* _Goal of the exercise_:
Compute the number of lines that include the string "LYCKSELE", then output that number and nothing else.

* _Dataset rows_:
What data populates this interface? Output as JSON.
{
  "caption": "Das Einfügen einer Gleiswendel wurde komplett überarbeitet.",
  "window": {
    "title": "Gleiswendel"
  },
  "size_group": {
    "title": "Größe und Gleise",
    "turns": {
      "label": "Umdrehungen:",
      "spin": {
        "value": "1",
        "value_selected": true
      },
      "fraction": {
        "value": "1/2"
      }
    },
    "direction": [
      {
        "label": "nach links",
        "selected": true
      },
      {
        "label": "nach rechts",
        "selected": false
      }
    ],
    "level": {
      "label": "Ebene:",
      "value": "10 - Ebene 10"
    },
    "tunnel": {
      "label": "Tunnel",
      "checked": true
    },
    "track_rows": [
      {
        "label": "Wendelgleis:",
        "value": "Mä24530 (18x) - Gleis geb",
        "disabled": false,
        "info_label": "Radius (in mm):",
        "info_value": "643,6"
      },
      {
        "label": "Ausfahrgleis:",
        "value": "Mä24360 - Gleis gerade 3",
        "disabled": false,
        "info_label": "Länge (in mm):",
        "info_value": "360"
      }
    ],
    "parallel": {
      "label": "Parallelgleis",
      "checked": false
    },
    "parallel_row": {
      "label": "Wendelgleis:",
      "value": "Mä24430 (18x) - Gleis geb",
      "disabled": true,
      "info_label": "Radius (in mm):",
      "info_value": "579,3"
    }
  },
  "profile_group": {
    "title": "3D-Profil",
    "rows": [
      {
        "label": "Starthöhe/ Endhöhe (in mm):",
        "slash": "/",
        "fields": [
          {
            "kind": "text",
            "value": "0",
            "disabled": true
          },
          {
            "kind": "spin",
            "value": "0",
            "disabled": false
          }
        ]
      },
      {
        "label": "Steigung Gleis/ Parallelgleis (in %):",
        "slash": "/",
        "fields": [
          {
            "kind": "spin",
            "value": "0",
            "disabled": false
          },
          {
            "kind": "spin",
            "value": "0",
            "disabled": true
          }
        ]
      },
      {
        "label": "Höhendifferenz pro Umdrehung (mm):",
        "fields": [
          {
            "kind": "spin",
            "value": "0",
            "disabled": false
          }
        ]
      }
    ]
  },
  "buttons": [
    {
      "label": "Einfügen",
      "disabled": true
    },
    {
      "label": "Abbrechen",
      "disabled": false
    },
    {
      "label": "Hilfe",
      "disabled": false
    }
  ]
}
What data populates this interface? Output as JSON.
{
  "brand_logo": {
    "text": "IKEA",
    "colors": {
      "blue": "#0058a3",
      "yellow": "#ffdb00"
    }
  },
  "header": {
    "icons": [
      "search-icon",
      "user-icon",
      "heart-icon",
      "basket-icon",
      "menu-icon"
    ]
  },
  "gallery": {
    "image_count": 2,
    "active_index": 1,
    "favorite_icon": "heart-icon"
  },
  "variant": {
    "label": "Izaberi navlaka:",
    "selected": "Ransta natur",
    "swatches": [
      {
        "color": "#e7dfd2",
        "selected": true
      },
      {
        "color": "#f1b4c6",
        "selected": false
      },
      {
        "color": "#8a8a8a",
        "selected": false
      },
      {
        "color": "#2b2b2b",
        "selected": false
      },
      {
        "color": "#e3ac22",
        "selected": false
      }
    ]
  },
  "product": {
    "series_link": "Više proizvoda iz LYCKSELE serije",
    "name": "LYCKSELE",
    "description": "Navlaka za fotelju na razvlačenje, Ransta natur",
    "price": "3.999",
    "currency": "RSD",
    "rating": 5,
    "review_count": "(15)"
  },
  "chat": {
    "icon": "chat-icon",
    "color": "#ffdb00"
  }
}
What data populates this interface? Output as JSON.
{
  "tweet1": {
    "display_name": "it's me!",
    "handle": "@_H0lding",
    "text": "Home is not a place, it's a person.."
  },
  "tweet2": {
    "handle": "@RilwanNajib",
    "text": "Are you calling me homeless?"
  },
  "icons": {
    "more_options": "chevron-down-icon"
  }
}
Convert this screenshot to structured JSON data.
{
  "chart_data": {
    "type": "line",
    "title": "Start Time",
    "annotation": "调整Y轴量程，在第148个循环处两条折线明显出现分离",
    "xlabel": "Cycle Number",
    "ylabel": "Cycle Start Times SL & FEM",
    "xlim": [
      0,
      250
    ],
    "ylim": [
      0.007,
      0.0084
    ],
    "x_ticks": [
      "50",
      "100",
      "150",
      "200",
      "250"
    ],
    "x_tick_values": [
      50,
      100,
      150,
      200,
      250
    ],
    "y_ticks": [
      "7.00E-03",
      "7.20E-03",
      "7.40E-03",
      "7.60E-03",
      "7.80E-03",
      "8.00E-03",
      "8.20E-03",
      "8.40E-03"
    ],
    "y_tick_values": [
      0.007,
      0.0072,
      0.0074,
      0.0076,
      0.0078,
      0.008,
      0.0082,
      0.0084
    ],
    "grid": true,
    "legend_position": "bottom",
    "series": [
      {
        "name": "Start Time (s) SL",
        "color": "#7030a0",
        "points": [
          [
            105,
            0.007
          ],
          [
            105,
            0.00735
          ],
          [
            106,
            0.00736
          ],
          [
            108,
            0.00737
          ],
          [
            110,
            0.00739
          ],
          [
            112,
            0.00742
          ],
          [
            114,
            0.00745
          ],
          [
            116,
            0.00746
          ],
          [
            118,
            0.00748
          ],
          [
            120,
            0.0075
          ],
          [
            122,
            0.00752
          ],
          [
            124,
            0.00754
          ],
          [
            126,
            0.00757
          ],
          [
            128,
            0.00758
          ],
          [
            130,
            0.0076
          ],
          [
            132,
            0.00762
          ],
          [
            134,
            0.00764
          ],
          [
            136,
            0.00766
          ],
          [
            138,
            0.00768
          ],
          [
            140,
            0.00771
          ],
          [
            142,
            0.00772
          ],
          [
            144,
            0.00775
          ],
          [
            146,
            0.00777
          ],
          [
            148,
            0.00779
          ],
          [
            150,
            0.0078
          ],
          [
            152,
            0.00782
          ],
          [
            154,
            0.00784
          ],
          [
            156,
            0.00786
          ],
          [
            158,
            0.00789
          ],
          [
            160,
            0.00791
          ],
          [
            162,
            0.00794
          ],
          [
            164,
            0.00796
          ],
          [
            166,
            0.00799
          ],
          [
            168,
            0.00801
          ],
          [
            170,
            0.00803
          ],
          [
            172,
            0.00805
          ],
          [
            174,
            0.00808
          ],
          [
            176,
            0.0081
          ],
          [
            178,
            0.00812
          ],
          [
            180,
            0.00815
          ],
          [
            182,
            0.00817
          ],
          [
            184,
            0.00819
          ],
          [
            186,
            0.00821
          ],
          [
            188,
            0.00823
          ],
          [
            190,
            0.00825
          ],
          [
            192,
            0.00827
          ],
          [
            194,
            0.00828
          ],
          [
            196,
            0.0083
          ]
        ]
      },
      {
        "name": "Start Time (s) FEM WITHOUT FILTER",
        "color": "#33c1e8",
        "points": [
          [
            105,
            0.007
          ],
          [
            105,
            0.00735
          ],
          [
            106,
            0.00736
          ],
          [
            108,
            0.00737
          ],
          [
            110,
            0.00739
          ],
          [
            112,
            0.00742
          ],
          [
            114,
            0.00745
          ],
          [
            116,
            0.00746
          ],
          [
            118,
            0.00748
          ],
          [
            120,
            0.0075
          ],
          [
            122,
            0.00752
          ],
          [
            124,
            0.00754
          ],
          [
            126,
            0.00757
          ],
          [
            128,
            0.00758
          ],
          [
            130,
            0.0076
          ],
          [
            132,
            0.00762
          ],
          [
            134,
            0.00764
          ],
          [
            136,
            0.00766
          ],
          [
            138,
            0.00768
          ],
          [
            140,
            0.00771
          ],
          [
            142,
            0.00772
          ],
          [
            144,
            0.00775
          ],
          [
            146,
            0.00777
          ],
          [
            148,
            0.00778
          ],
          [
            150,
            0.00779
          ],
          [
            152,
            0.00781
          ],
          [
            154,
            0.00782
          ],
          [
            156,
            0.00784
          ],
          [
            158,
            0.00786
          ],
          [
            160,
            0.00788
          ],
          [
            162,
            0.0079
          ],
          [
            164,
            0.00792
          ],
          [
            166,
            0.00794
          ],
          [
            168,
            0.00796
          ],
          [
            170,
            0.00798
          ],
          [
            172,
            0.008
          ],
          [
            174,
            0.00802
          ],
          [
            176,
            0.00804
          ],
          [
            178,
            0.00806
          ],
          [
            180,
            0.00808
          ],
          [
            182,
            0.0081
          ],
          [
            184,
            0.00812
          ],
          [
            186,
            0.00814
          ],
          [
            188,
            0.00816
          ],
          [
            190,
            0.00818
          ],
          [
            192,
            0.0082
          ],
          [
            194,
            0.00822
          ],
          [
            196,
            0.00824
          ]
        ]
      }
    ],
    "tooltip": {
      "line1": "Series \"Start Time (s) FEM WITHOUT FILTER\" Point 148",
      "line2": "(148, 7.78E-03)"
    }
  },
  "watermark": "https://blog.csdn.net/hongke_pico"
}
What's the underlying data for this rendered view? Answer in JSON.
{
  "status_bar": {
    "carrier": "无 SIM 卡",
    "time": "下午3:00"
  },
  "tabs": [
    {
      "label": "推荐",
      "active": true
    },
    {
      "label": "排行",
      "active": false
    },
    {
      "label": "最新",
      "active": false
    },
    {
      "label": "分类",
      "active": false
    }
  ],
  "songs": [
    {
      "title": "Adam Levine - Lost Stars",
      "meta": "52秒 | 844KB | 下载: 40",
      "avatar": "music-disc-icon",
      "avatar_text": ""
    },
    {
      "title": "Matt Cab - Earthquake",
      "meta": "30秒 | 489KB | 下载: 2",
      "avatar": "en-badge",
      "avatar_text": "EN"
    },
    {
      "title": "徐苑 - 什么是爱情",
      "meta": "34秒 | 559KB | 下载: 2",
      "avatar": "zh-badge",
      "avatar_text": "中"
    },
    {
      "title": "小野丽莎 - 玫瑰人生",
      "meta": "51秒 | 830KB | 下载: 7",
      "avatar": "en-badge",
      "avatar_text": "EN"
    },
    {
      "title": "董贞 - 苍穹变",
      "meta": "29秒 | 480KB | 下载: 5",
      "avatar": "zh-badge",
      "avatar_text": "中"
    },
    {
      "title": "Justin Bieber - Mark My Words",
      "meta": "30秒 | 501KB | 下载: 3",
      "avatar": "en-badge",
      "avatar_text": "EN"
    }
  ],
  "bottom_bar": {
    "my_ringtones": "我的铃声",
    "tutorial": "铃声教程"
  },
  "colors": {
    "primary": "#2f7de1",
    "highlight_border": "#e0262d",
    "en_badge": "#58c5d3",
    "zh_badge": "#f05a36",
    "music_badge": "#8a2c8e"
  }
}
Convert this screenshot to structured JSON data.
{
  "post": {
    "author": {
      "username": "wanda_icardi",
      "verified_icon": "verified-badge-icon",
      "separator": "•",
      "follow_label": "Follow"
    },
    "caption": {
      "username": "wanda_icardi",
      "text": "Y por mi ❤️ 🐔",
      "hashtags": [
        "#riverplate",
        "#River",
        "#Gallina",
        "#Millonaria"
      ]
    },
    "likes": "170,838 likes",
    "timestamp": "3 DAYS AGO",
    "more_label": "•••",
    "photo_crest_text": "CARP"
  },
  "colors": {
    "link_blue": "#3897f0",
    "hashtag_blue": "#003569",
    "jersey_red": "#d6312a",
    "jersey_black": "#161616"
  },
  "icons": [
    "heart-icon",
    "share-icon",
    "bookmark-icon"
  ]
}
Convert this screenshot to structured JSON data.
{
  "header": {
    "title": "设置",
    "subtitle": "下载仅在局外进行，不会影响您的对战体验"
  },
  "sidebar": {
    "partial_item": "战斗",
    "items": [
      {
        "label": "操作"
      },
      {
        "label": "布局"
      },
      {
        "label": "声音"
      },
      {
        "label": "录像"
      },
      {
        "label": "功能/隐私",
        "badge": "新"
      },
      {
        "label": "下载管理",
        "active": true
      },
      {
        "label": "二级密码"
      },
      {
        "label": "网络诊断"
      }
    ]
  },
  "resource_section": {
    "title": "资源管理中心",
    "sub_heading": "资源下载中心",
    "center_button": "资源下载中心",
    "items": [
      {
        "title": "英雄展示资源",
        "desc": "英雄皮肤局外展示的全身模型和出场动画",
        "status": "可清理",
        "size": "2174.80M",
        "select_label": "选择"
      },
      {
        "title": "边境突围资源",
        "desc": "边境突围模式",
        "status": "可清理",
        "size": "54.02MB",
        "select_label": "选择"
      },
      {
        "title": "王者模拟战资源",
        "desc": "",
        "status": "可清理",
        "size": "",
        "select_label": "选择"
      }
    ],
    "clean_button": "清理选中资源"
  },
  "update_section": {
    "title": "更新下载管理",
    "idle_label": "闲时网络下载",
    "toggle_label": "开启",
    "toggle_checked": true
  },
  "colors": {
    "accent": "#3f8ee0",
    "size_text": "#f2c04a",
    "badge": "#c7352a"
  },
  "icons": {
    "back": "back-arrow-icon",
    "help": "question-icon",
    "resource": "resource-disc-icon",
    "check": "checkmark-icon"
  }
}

* _Response to this task_:
2